#### [What is asked]
Please determine how many lines of the material include the word "this", and respond with nothing but that number.

#### [Dataset excerpts]
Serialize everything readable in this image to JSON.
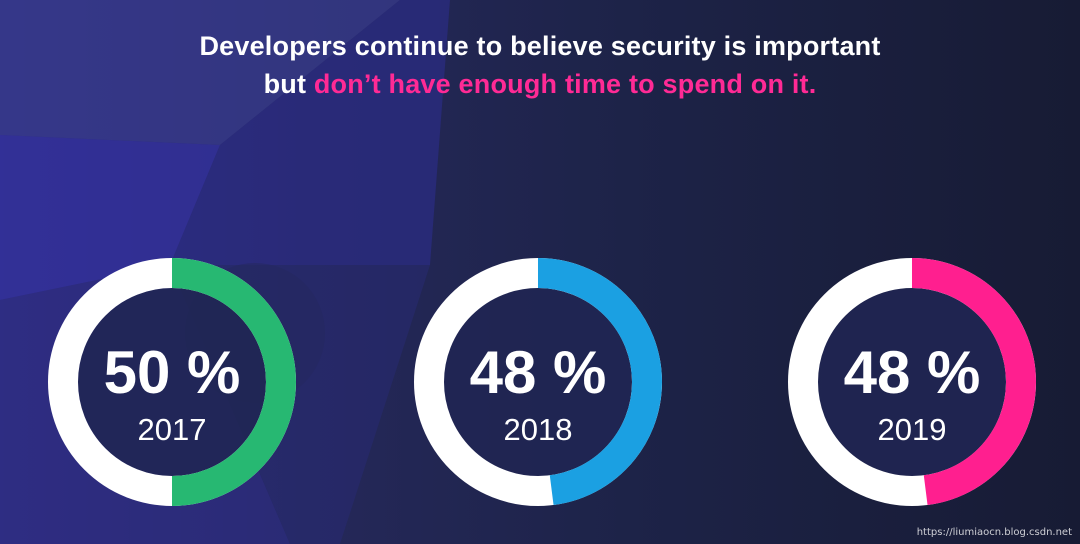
{
  "title": {
    "line1": "Developers continue to believe security is important",
    "line2_prefix": "but ",
    "line2_highlight": "don’t have enough time to spend on it."
  },
  "colors": {
    "bg_dark": "#171c36",
    "bg_mid": "#202650",
    "accent": "#ff2a95",
    "ring_base": "#ffffff",
    "text": "#ffffff"
  },
  "chart_data": {
    "type": "pie",
    "title": "Developers continue to believe security is important but don’t have enough time to spend on it.",
    "unit": "%",
    "series": [
      {
        "category": "2017",
        "value": 50,
        "label": "50 %",
        "year": "2017",
        "color": "#27b872"
      },
      {
        "category": "2018",
        "value": 48,
        "label": "48 %",
        "year": "2018",
        "color": "#1ba0e2"
      },
      {
        "category": "2019",
        "value": 48,
        "label": "48 %",
        "year": "2019",
        "color": "#ff1f8f"
      }
    ]
  },
  "watermark": "https://liumiaocn.blog.csdn.net"
}
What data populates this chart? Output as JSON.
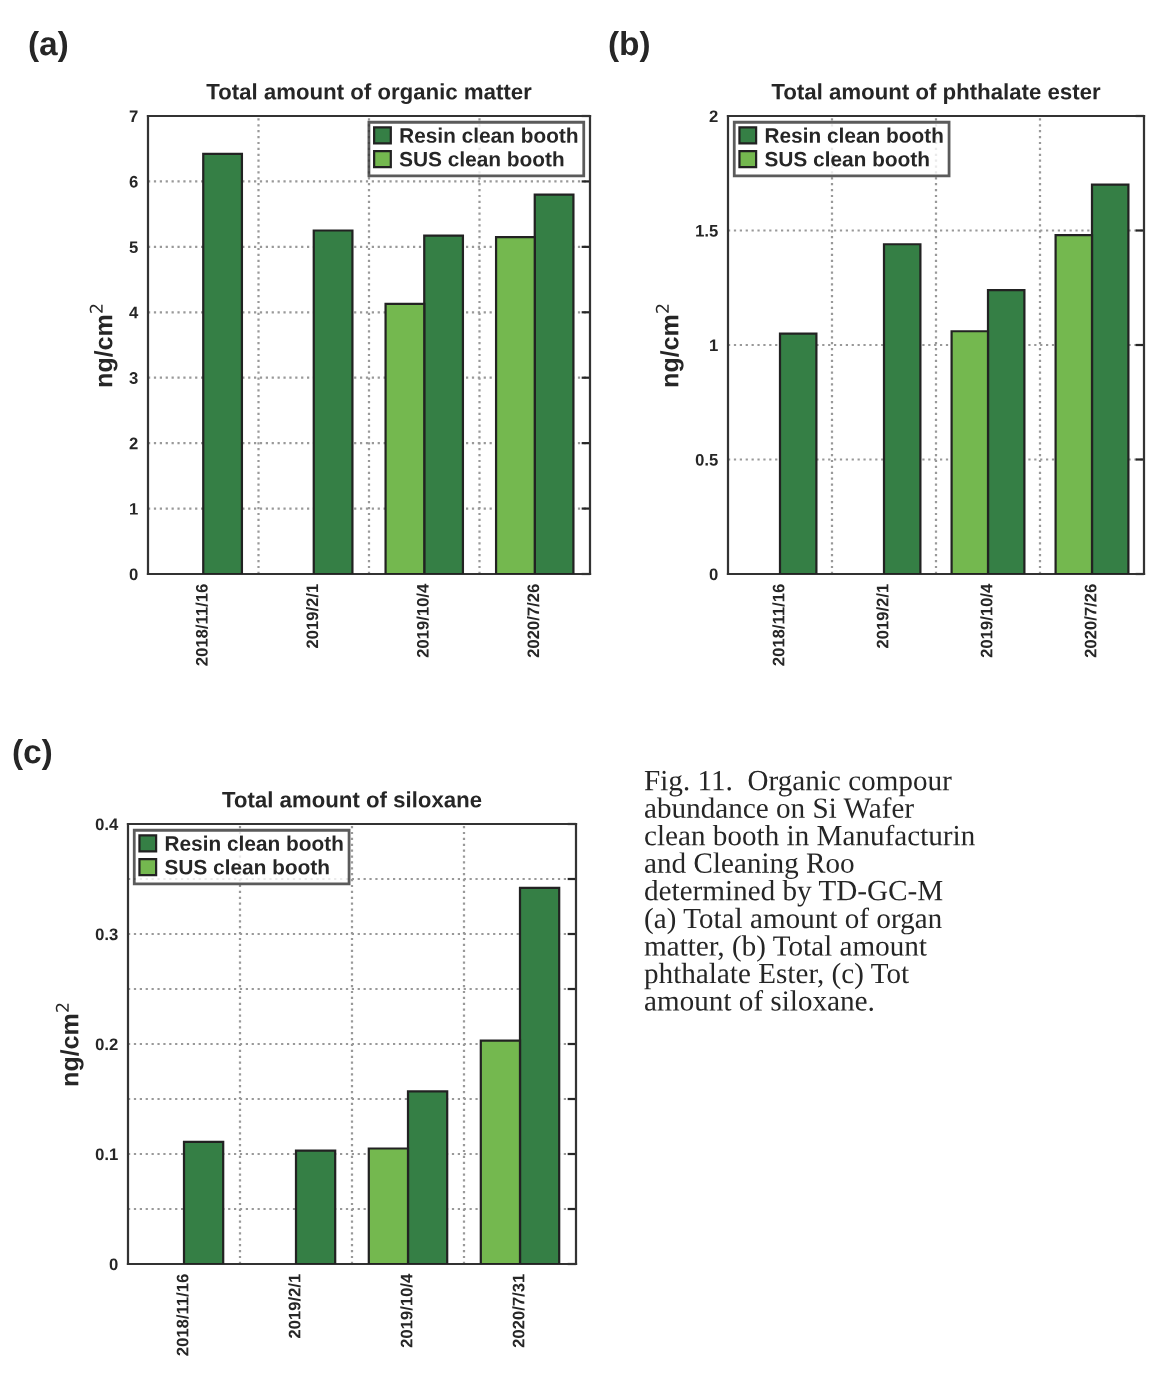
{
  "chart_data": [
    {
      "type": "bar",
      "title": "Total amount of organic matter",
      "ylabel": "ng/cm$^{2}$",
      "annotations": [
        "(a)"
      ],
      "categories": [
        "2018/11/16",
        "2019/2/1",
        "2019/10/4",
        "2020/7/26"
      ],
      "series": [
        {
          "name": "Resin clean booth",
          "color": "#357f45",
          "values": [
            6.42,
            5.25,
            5.17,
            5.8
          ]
        },
        {
          "name": "SUS clean booth",
          "color": "#74b84f",
          "values": [
            null,
            null,
            4.13,
            5.15
          ]
        }
      ],
      "ylim": [
        0,
        7
      ],
      "yticks": [
        0,
        1,
        2,
        3,
        4,
        5,
        6,
        7
      ],
      "grid": true,
      "legend": "top right"
    },
    {
      "type": "bar",
      "title": "Total amount of phthalate ester",
      "ylabel": "ng/cm$^{2}$",
      "annotations": [
        "(b)"
      ],
      "categories": [
        "2018/11/16",
        "2019/2/1",
        "2019/10/4",
        "2020/7/26"
      ],
      "series": [
        {
          "name": "Resin clean booth",
          "color": "#357f45",
          "values": [
            1.05,
            1.44,
            1.24,
            1.7
          ]
        },
        {
          "name": "SUS clean booth",
          "color": "#74b84f",
          "values": [
            null,
            null,
            1.06,
            1.48
          ]
        }
      ],
      "ylim": [
        0,
        2
      ],
      "yticks": [
        0,
        0.5,
        1,
        1.5,
        2
      ],
      "grid": true,
      "legend": "top left"
    },
    {
      "type": "bar",
      "title": "Total amount of siloxane",
      "ylabel": "ng/cm$^{2}$",
      "annotations": [
        "(c)"
      ],
      "categories": [
        "2018/11/16",
        "2019/2/1",
        "2019/10/4",
        "2020/7/31"
      ],
      "series": [
        {
          "name": "Resin clean booth",
          "color": "#357f45",
          "values": [
            0.111,
            0.103,
            0.157,
            0.342
          ]
        },
        {
          "name": "SUS clean booth",
          "color": "#74b84f",
          "values": [
            null,
            null,
            0.105,
            0.203
          ]
        }
      ],
      "ylim": [
        0,
        0.4
      ],
      "yticks": [
        0,
        {
          "value": 0.05,
          "label": null
        },
        0.1,
        {
          "value": 0.15,
          "label": null
        },
        0.2,
        {
          "value": 0.25,
          "label": null
        },
        0.3,
        {
          "value": 0.35,
          "label": null
        },
        0.4
      ],
      "grid": true,
      "legend": "top left"
    },
    {
      "type": "other",
      "annotations": [
        "Fig. 11.  Organic compour\nabundance on Si Wafer\nclean booth in Manufacturin\nand Cleaning Roo\ndetermined by TD-GC-M\n(a) Total amount of organ\nmatter, (b) Total amount\nphthalate Ester, (c) Tot\namount of siloxane."
      ]
    }
  ]
}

#### [Right answer]
2